• _INPUT RECORDS_

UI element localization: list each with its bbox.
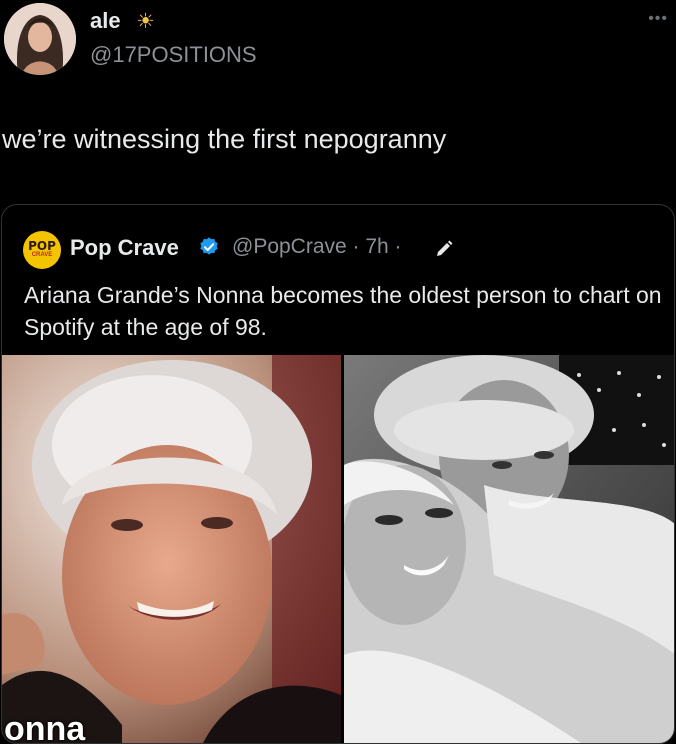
logo-text-bottom: CRAVE bbox=[31, 252, 53, 258]
verified-badge-icon bbox=[200, 237, 218, 255]
right-photo[interactable] bbox=[344, 355, 674, 743]
ellipsis-icon[interactable]: ••• bbox=[648, 10, 668, 28]
sun-emoji: ☀ bbox=[136, 10, 155, 33]
logo-text-top: POP bbox=[28, 239, 56, 253]
avatar-image bbox=[4, 3, 76, 75]
left-photo[interactable]: onna bbox=[2, 355, 341, 744]
quoted-text: Ariana Grande’s Nonna becomes the oldest… bbox=[24, 282, 662, 340]
pop-crave-logo[interactable]: POP CRAVE bbox=[23, 231, 61, 269]
quoted-author-name[interactable]: Pop Crave bbox=[70, 235, 179, 261]
author-handle[interactable]: @17POSITIONS bbox=[90, 42, 257, 68]
author-name[interactable]: ale bbox=[90, 8, 121, 34]
quoted-tweet[interactable]: POP CRAVE Pop Crave @PopCrave · 7h · Ari… bbox=[1, 204, 675, 744]
tweet-text: we’re witnessing the first nepogranny bbox=[2, 124, 447, 154]
avatar[interactable] bbox=[4, 3, 76, 75]
quoted-handle-time[interactable]: @PopCrave · 7h · bbox=[232, 235, 402, 259]
edited-pencil-icon bbox=[437, 240, 453, 256]
image-caption: onna bbox=[4, 710, 86, 744]
grandmother-granddaughter-selfie-image bbox=[344, 355, 674, 743]
grandmother-portrait-image bbox=[2, 355, 341, 743]
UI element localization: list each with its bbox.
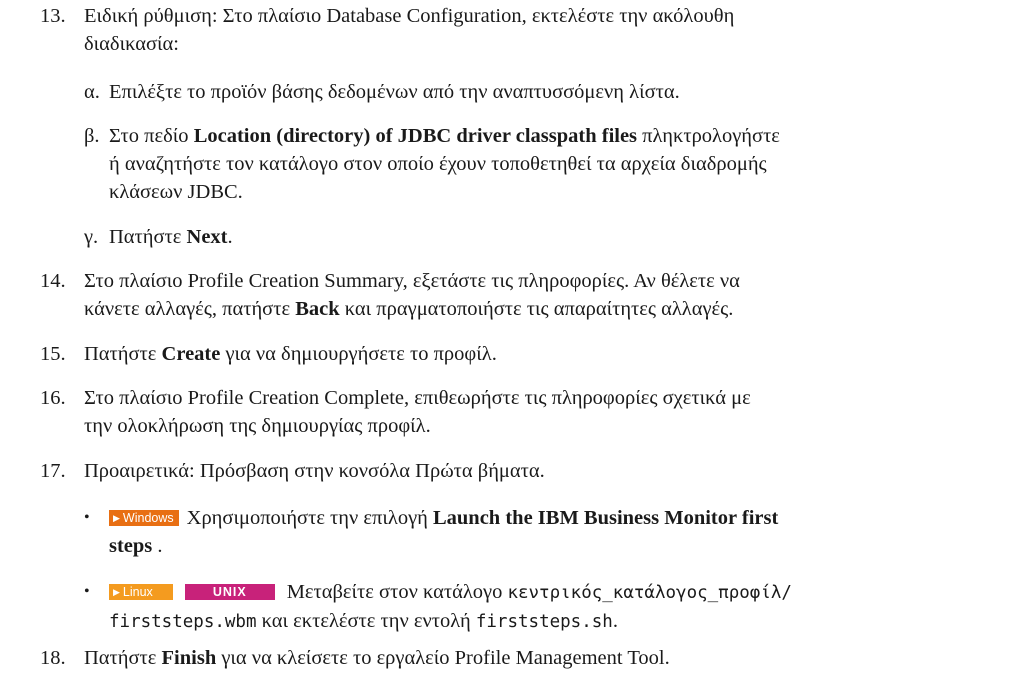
substep-text: Επιλέξτε το προϊόν βάσης δεδομένων από τ… — [109, 81, 680, 103]
command-name: firststeps.sh — [475, 612, 613, 632]
step-number: 16. — [40, 387, 66, 409]
step-text-cont: κάνετε αλλαγές, πατήστε Back και πραγματ… — [84, 298, 734, 320]
step-text: Πατήστε Finish για να κλείσετε το εργαλε… — [84, 647, 670, 669]
button-name: Back — [295, 298, 340, 320]
bullet-dot: • — [84, 583, 90, 600]
step-text-cont: την ολοκλήρωση της δημιουργίας προφίλ. — [84, 415, 431, 437]
arrow-icon: ▶ — [113, 587, 120, 597]
bullet-text: ▶ Windows Χρησιμοποιήστε την επιλογή Launc… — [109, 504, 1014, 532]
button-name: Finish — [161, 647, 217, 669]
substep-text: Πατήστε Next. — [109, 226, 233, 248]
windows-platform-badge: ▶ Windows — [109, 510, 179, 526]
step-text: Στο πλαίσιο Profile Creation Summary, εξ… — [84, 270, 740, 292]
substep-text-cont: ή αναζητήστε τον κατάλογο στον οποίο έχο… — [109, 153, 767, 175]
button-name: Create — [161, 343, 221, 365]
button-name: Next — [186, 226, 228, 248]
substep-text-cont: κλάσεων JDBC. — [109, 181, 243, 203]
substep-label: β. — [84, 125, 100, 147]
step-text: Ειδική ρύθμιση: Στο πλαίσιο Database Con… — [84, 5, 735, 27]
step-number: 17. — [40, 460, 66, 482]
bullet-dot: • — [84, 509, 90, 526]
step-number: 18. — [40, 647, 66, 669]
step-text: Στο πλαίσιο Profile Creation Complete, ε… — [84, 387, 751, 409]
bullet-text-cont: firststeps.wbm και εκτελέστε την εντολή … — [109, 610, 618, 632]
step-number: 13. — [40, 5, 66, 27]
field-name: Location (directory) of JDBC driver clas… — [193, 125, 638, 147]
unix-platform-badge: UNIX — [184, 584, 275, 600]
substep-label: γ. — [84, 226, 99, 248]
bullet-text: ▶ Linux UNIX Μεταβείτε στον κατάλογο κεντρι… — [109, 578, 1014, 607]
step-text: Πατήστε Create για να δημιουργήσετε το π… — [84, 343, 497, 365]
step-text: Προαιρετικά: Πρόσβαση στην κονσόλα Πρώτα… — [84, 460, 545, 482]
arrow-icon: ▶ — [113, 513, 120, 523]
bullet-text-cont: steps . — [109, 535, 163, 557]
substep-text: Στο πεδίο Location (directory) of JDBC d… — [109, 125, 780, 147]
substep-label: α. — [84, 81, 100, 103]
option-name: Launch the IBM Business Monitor first — [432, 507, 779, 529]
step-number: 15. — [40, 343, 66, 365]
directory-name: firststeps.wbm — [109, 612, 257, 632]
directory-path: κεντρικός_κατάλογος_προφίλ/ — [507, 583, 792, 603]
linux-platform-badge: ▶ Linux — [109, 584, 173, 600]
step-number: 14. — [40, 270, 66, 292]
step-text-cont: διαδικασία: — [84, 33, 179, 55]
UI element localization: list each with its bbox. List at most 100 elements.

• _EXERCISE DESCRIPTION_
Reproduce every row above verbatim, omitting the picture lines.

• _EXPECTED ANSWER_
UI element localization: list each with its bbox.
logo-text-bottom: CRAVE bbox=[31, 252, 53, 258]
verified-badge-icon bbox=[200, 237, 218, 255]
right-photo[interactable] bbox=[344, 355, 674, 743]
ellipsis-icon[interactable]: ••• bbox=[648, 10, 668, 28]
sun-emoji: ☀ bbox=[136, 10, 155, 33]
logo-text-top: POP bbox=[28, 239, 56, 253]
avatar-image bbox=[4, 3, 76, 75]
left-photo[interactable]: onna bbox=[2, 355, 341, 744]
quoted-text: Ariana Grande’s Nonna becomes the oldest… bbox=[24, 282, 662, 340]
pop-crave-logo[interactable]: POP CRAVE bbox=[23, 231, 61, 269]
quoted-author-name[interactable]: Pop Crave bbox=[70, 235, 179, 261]
author-handle[interactable]: @17POSITIONS bbox=[90, 42, 257, 68]
author-name[interactable]: ale bbox=[90, 8, 121, 34]
quoted-tweet[interactable]: POP CRAVE Pop Crave @PopCrave · 7h · Ari… bbox=[1, 204, 675, 744]
tweet-text: we’re witnessing the first nepogranny bbox=[2, 124, 447, 154]
avatar[interactable] bbox=[4, 3, 76, 75]
quoted-handle-time[interactable]: @PopCrave · 7h · bbox=[232, 235, 402, 259]
edited-pencil-icon bbox=[437, 240, 453, 256]
image-caption: onna bbox=[4, 710, 86, 744]
grandmother-granddaughter-selfie-image bbox=[344, 355, 674, 743]
grandmother-portrait-image bbox=[2, 355, 341, 743]
UI element localization: list each with its bbox.
substep-text: Επιλέξτε το προϊόν βάσης δεδομένων από τ… — [109, 81, 680, 103]
command-name: firststeps.sh — [475, 612, 613, 632]
step-number: 16. — [40, 387, 66, 409]
step-text-cont: κάνετε αλλαγές, πατήστε Back και πραγματ… — [84, 298, 734, 320]
step-text: Πατήστε Finish για να κλείσετε το εργαλε… — [84, 647, 670, 669]
button-name: Back — [295, 298, 340, 320]
bullet-dot: • — [84, 583, 90, 600]
step-text-cont: την ολοκλήρωση της δημιουργίας προφίλ. — [84, 415, 431, 437]
arrow-icon: ▶ — [113, 587, 120, 597]
bullet-text: ▶ Windows Χρησιμοποιήστε την επιλογή Launc… — [109, 504, 1014, 532]
button-name: Finish — [161, 647, 217, 669]
substep-text: Πατήστε Next. — [109, 226, 233, 248]
windows-platform-badge: ▶ Windows — [109, 510, 179, 526]
step-text: Στο πλαίσιο Profile Creation Summary, εξ… — [84, 270, 740, 292]
substep-text-cont: ή αναζητήστε τον κατάλογο στον οποίο έχο… — [109, 153, 767, 175]
button-name: Create — [161, 343, 221, 365]
button-name: Next — [186, 226, 228, 248]
substep-text-cont: κλάσεων JDBC. — [109, 181, 243, 203]
substep-label: β. — [84, 125, 100, 147]
step-text: Ειδική ρύθμιση: Στο πλαίσιο Database Con… — [84, 5, 735, 27]
step-number: 17. — [40, 460, 66, 482]
bullet-dot: • — [84, 509, 90, 526]
step-number: 18. — [40, 647, 66, 669]
step-text: Στο πλαίσιο Profile Creation Complete, ε… — [84, 387, 751, 409]
bullet-text-cont: firststeps.wbm και εκτελέστε την εντολή … — [109, 610, 618, 632]
step-number: 13. — [40, 5, 66, 27]
field-name: Location (directory) of JDBC driver clas… — [193, 125, 638, 147]
unix-platform-badge: UNIX — [184, 584, 275, 600]
substep-label: γ. — [84, 226, 99, 248]
bullet-text: ▶ Linux UNIX Μεταβείτε στον κατάλογο κεντρι… — [109, 578, 1014, 607]
step-text: Πατήστε Create για να δημιουργήσετε το π… — [84, 343, 497, 365]
step-text: Προαιρετικά: Πρόσβαση στην κονσόλα Πρώτα… — [84, 460, 545, 482]
arrow-icon: ▶ — [113, 513, 120, 523]
bullet-text-cont: steps . — [109, 535, 163, 557]
substep-text: Στο πεδίο Location (directory) of JDBC d… — [109, 125, 780, 147]
substep-label: α. — [84, 81, 100, 103]
option-name: Launch the IBM Business Monitor first — [432, 507, 779, 529]
step-number: 15. — [40, 343, 66, 365]
directory-name: firststeps.wbm — [109, 612, 257, 632]
directory-path: κεντρικός_κατάλογος_προφίλ/ — [507, 583, 792, 603]
linux-platform-badge: ▶ Linux — [109, 584, 173, 600]
step-number: 14. — [40, 270, 66, 292]
step-text-cont: διαδικασία: — [84, 33, 179, 55]
UI element localization: list each with its bbox. List at most 100 elements.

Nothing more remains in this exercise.